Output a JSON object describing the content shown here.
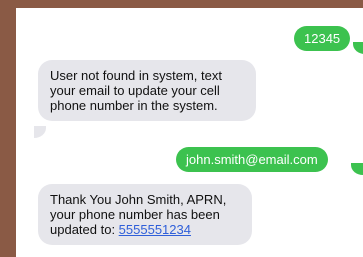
{
  "messages": [
    {
      "direction": "sent",
      "text": "12345"
    },
    {
      "direction": "received",
      "text": "User not found in system, text your email to update your cell phone number in the system."
    },
    {
      "direction": "sent",
      "text": "john.smith@email.com"
    },
    {
      "direction": "received",
      "text_prefix": "Thank You John Smith, APRN, your phone number has been updated to: ",
      "link_text": "5555551234"
    }
  ],
  "colors": {
    "sent_bubble": "#3cc24f",
    "received_bubble": "#e6e6eb",
    "link": "#2f5fd9",
    "frame_border": "#8a5a45"
  }
}
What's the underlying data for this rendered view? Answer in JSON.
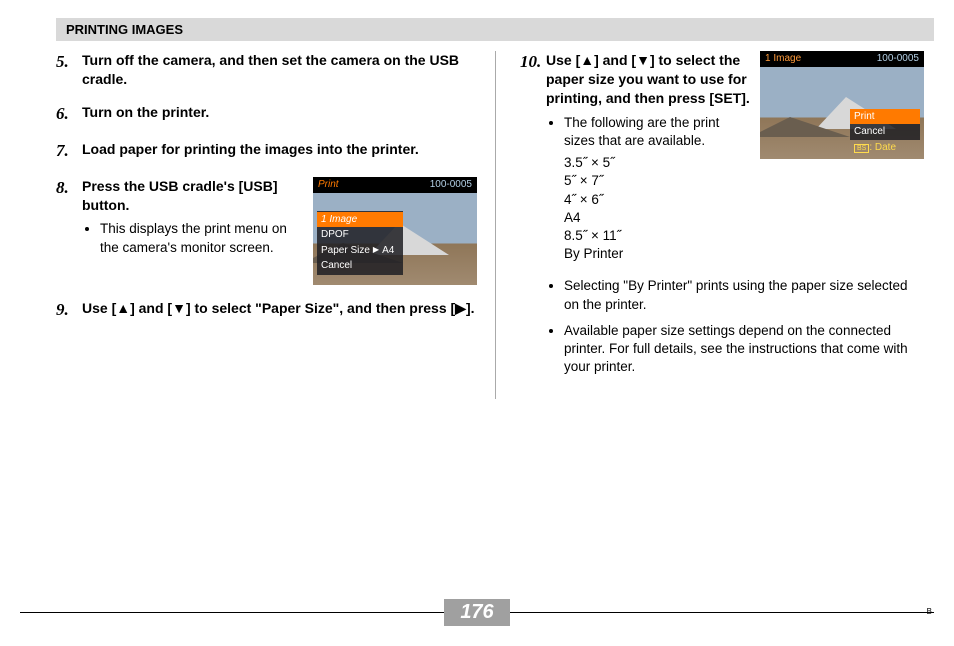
{
  "header": "PRINTING IMAGES",
  "steps_left": [
    {
      "n": "5.",
      "main": "Turn off the camera, and then set the camera on the USB cradle."
    },
    {
      "n": "6.",
      "main": "Turn on the printer."
    },
    {
      "n": "7.",
      "main": "Load paper for printing the images into the printer."
    }
  ],
  "step8": {
    "n": "8.",
    "main": "Press the USB cradle's [USB] button.",
    "bullet": "This displays the print menu on the camera's monitor screen."
  },
  "step9": {
    "n": "9.",
    "main": "Use [▲] and [▼] to select \"Paper Size\", and then press [▶]."
  },
  "step10": {
    "n": "10.",
    "main": "Use [▲] and [▼] to select the paper size you want to use for printing, and then press [SET].",
    "bullet_intro": "The following are the print sizes that are available.",
    "sizes": [
      "3.5˝ × 5˝",
      "5˝ × 7˝",
      "4˝ × 6˝",
      "A4",
      "8.5˝ × 11˝",
      "By Printer"
    ],
    "bullet2": "Selecting \"By Printer\" prints using the paper size selected on the printer.",
    "bullet3": "Available paper size settings depend on the connected printer. For full details, see the instructions that come with your printer."
  },
  "screenshot_menu": {
    "top_left": "Print",
    "top_right": "100-0005",
    "sel": "1 Image",
    "rows": [
      "DPOF",
      "Paper Size",
      "Cancel"
    ],
    "paper_val": "A4"
  },
  "screenshot_print": {
    "top_left": "1 Image",
    "top_right": "100-0005",
    "sel": "Print",
    "row": "Cancel",
    "date_key": "BS",
    "date_val": ": Date"
  },
  "page_number": "176",
  "corner": "B"
}
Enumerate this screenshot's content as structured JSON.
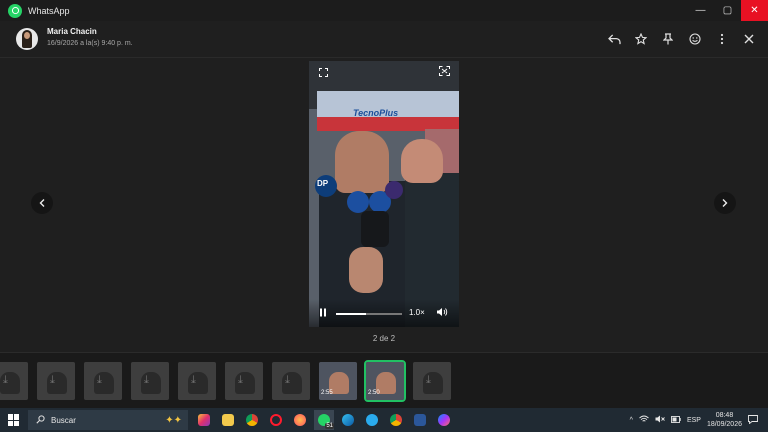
{
  "titlebar": {
    "app_title": "WhatsApp",
    "minimize": "—",
    "maximize": "▢",
    "close": "✕"
  },
  "header": {
    "contact_name": "Maria Chacin",
    "timestamp": "16/9/2026 a la(s) 9:40 p. m.",
    "icons": [
      "reply-icon",
      "star-icon",
      "pin-icon",
      "emoji-icon",
      "more-icon",
      "close-icon"
    ]
  },
  "viewer": {
    "counter": "2 de 2",
    "video": {
      "store_text": "TecnoPlus",
      "mic_label": "DP",
      "speed": "1.0×",
      "progress_fraction": 0.45
    }
  },
  "thumbnails": [
    {
      "duration": ""
    },
    {
      "duration": ""
    },
    {
      "duration": ""
    },
    {
      "duration": ""
    },
    {
      "duration": ""
    },
    {
      "duration": ""
    },
    {
      "duration": ""
    },
    {
      "duration": "2:55"
    },
    {
      "duration": "2:50",
      "selected": true
    },
    {
      "duration": ""
    }
  ],
  "taskbar": {
    "search_placeholder": "Buscar",
    "apps": [
      "instagram",
      "file-explorer",
      "chrome",
      "opera",
      "firefox",
      "whatsapp",
      "edge",
      "telegram",
      "chrome-profile",
      "word",
      "messenger"
    ],
    "whatsapp_badge": "51",
    "language": "ESP",
    "time": "08:48",
    "date": "18/09/2026"
  },
  "colors": {
    "accent": "#21c063",
    "close_red": "#e81123"
  }
}
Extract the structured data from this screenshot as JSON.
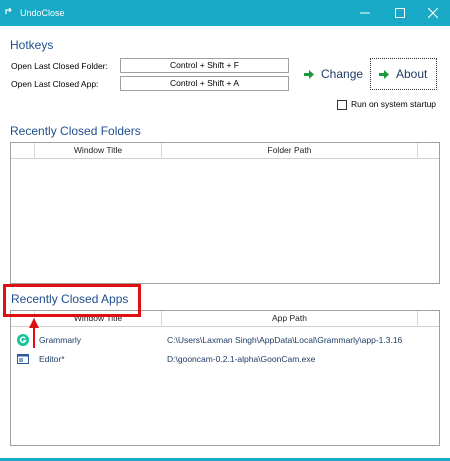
{
  "window": {
    "title": "UndoClose"
  },
  "hotkeys": {
    "section_title": "Hotkeys",
    "folder_label": "Open Last Closed Folder:",
    "folder_value": "Control + Shift + F",
    "app_label": "Open Last Closed App:",
    "app_value": "Control + Shift + A",
    "change_label": "Change",
    "about_label": "About",
    "startup_label": "Run on system startup",
    "startup_checked": false
  },
  "folders": {
    "section_title": "Recently Closed Folders",
    "columns": [
      "",
      "Window Title",
      "Folder Path"
    ],
    "rows": []
  },
  "apps": {
    "section_title": "Recently Closed Apps",
    "columns": [
      "",
      "Window Title",
      "App Path"
    ],
    "rows": [
      {
        "icon": "grammarly-icon",
        "title": "Grammarly",
        "path": "C:\\Users\\Laxman Singh\\AppData\\Local\\Grammarly\\app-1.3.16"
      },
      {
        "icon": "window-app-icon",
        "title": "Editor*",
        "path": "D:\\gooncam-0.2.1-alpha\\GoonCam.exe"
      }
    ]
  },
  "colors": {
    "titlebar": "#17a9c6",
    "section_title": "#1f4e8c",
    "highlight": "#e01010",
    "grammarly": "#15c39a"
  }
}
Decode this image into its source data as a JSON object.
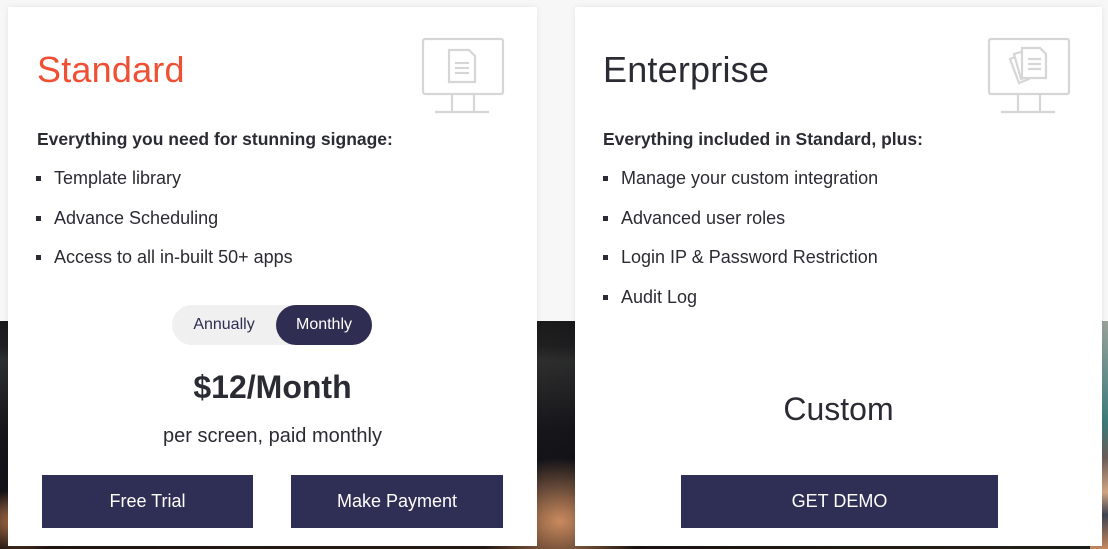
{
  "colors": {
    "accent": "#ef5034",
    "primary_button": "#2f2f55",
    "text": "#2b2b33",
    "toggle_bg": "#f0f0f0",
    "icon_stroke": "#d6d6d6"
  },
  "plans": [
    {
      "title": "Standard",
      "icon": "monitor-document-icon",
      "subtitle": "Everything you need for stunning signage:",
      "features": [
        "Template library",
        "Advance Scheduling",
        "Access to all in-built 50+ apps"
      ],
      "billing_toggle": {
        "options": [
          "Annually",
          "Monthly"
        ],
        "selected": "Monthly"
      },
      "price": "$12/Month",
      "price_note": "per screen, paid monthly",
      "buttons": [
        "Free Trial",
        "Make Payment"
      ]
    },
    {
      "title": "Enterprise",
      "icon": "monitor-documents-stack-icon",
      "subtitle": "Everything included in Standard, plus:",
      "features": [
        "Manage your custom integration",
        "Advanced user roles",
        "Login IP & Password Restriction",
        "Audit Log"
      ],
      "price": "Custom",
      "buttons": [
        "GET DEMO"
      ]
    }
  ]
}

------------------------

Copy every line of the listing that contains the word "into".

      "main": "Load paper for printing the images into the printer."
Decode this image into its source data as a JSON object.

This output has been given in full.